What the exercise asks:
Each line below is to be written out in full, exactly as shown.
[start of Supplied data]
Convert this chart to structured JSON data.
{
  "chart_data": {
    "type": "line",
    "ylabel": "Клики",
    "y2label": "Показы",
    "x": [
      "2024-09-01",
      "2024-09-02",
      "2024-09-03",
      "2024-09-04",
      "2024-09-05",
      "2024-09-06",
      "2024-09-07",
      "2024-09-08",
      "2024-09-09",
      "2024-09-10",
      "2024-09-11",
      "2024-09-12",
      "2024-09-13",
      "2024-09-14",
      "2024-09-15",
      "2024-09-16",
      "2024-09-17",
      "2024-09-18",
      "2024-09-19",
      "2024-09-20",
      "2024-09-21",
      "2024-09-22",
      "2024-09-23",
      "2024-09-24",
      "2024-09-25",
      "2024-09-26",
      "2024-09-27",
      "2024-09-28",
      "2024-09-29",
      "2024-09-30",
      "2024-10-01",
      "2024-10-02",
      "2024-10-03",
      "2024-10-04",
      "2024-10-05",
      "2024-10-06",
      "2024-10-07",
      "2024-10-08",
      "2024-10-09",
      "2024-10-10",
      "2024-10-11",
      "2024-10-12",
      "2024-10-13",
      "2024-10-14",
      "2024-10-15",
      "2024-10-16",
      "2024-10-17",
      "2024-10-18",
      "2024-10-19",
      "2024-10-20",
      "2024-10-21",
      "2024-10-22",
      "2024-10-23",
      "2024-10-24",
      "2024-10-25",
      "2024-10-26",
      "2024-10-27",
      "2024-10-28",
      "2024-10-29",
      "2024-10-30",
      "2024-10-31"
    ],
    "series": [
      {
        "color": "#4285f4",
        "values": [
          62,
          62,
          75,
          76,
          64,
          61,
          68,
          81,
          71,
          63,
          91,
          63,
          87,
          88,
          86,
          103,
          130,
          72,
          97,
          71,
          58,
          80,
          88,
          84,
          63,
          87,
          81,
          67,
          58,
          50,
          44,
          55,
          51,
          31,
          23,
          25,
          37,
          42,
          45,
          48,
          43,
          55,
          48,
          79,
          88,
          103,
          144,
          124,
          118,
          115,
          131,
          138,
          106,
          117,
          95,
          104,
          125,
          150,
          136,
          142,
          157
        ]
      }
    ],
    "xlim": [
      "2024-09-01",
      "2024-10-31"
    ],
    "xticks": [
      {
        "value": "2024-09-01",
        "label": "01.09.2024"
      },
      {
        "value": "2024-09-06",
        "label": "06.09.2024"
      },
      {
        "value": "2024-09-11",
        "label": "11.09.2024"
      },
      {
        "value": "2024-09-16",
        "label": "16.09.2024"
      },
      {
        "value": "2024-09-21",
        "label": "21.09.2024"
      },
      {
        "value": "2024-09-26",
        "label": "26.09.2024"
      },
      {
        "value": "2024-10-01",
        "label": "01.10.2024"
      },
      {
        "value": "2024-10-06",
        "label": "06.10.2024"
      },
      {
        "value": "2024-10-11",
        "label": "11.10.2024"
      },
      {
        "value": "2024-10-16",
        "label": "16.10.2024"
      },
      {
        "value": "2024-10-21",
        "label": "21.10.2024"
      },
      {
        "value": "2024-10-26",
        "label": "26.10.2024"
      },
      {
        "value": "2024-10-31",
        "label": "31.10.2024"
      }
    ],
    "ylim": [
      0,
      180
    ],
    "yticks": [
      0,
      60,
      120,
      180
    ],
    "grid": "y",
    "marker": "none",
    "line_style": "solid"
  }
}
[end of Supplied data]
In response:
Convert this chart to structured JSON data.
{
  "chart_data": {
    "type": "line",
    "ylabel": "Клики",
    "y2label": "Показы",
    "x": [
      "2024-09-01",
      "2024-09-02",
      "2024-09-03",
      "2024-09-04",
      "2024-09-05",
      "2024-09-06",
      "2024-09-07",
      "2024-09-08",
      "2024-09-09",
      "2024-09-10",
      "2024-09-11",
      "2024-09-12",
      "2024-09-13",
      "2024-09-14",
      "2024-09-15",
      "2024-09-16",
      "2024-09-17",
      "2024-09-18",
      "2024-09-19",
      "2024-09-20",
      "2024-09-21",
      "2024-09-22",
      "2024-09-23",
      "2024-09-24",
      "2024-09-25",
      "2024-09-26",
      "2024-09-27",
      "2024-09-28",
      "2024-09-29",
      "2024-09-30",
      "2024-10-01",
      "2024-10-02",
      "2024-10-03",
      "2024-10-04",
      "2024-10-05",
      "2024-10-06",
      "2024-10-07",
      "2024-10-08",
      "2024-10-09",
      "2024-10-10",
      "2024-10-11",
      "2024-10-12",
      "2024-10-13",
      "2024-10-14",
      "2024-10-15",
      "2024-10-16",
      "2024-10-17",
      "2024-10-18",
      "2024-10-19",
      "2024-10-20",
      "2024-10-21",
      "2024-10-22",
      "2024-10-23",
      "2024-10-24",
      "2024-10-25",
      "2024-10-26",
      "2024-10-27",
      "2024-10-28",
      "2024-10-29",
      "2024-10-30",
      "2024-10-31"
    ],
    "series": [
      {
        "color": "#4285f4",
        "values": [
          62,
          62,
          75,
          76,
          64,
          61,
          68,
          81,
          71,
          63,
          91,
          63,
          87,
          88,
          86,
          103,
          130,
          72,
          97,
          71,
          58,
          80,
          88,
          84,
          63,
          87,
          81,
          67,
          58,
          50,
          44,
          55,
          51,
          31,
          23,
          25,
          37,
          42,
          45,
          48,
          43,
          55,
          48,
          79,
          88,
          103,
          144,
          124,
          118,
          115,
          131,
          138,
          106,
          117,
          95,
          104,
          125,
          150,
          136,
          142,
          157
        ]
      }
    ],
    "xlim": [
      "2024-09-01",
      "2024-10-31"
    ],
    "xticks": [
      {
        "value": "2024-09-01",
        "label": "01.09.2024"
      },
      {
        "value": "2024-09-06",
        "label": "06.09.2024"
      },
      {
        "value": "2024-09-11",
        "label": "11.09.2024"
      },
      {
        "value": "2024-09-16",
        "label": "16.09.2024"
      },
      {
        "value": "2024-09-21",
        "label": "21.09.2024"
      },
      {
        "value": "2024-09-26",
        "label": "26.09.2024"
      },
      {
        "value": "2024-10-01",
        "label": "01.10.2024"
      },
      {
        "value": "2024-10-06",
        "label": "06.10.2024"
      },
      {
        "value": "2024-10-11",
        "label": "11.10.2024"
      },
      {
        "value": "2024-10-16",
        "label": "16.10.2024"
      },
      {
        "value": "2024-10-21",
        "label": "21.10.2024"
      },
      {
        "value": "2024-10-26",
        "label": "26.10.2024"
      },
      {
        "value": "2024-10-31",
        "label": "31.10.2024"
      }
    ],
    "ylim": [
      0,
      180
    ],
    "yticks": [
      0,
      60,
      120,
      180
    ],
    "grid": "y",
    "marker": "none",
    "line_style": "solid"
  }
}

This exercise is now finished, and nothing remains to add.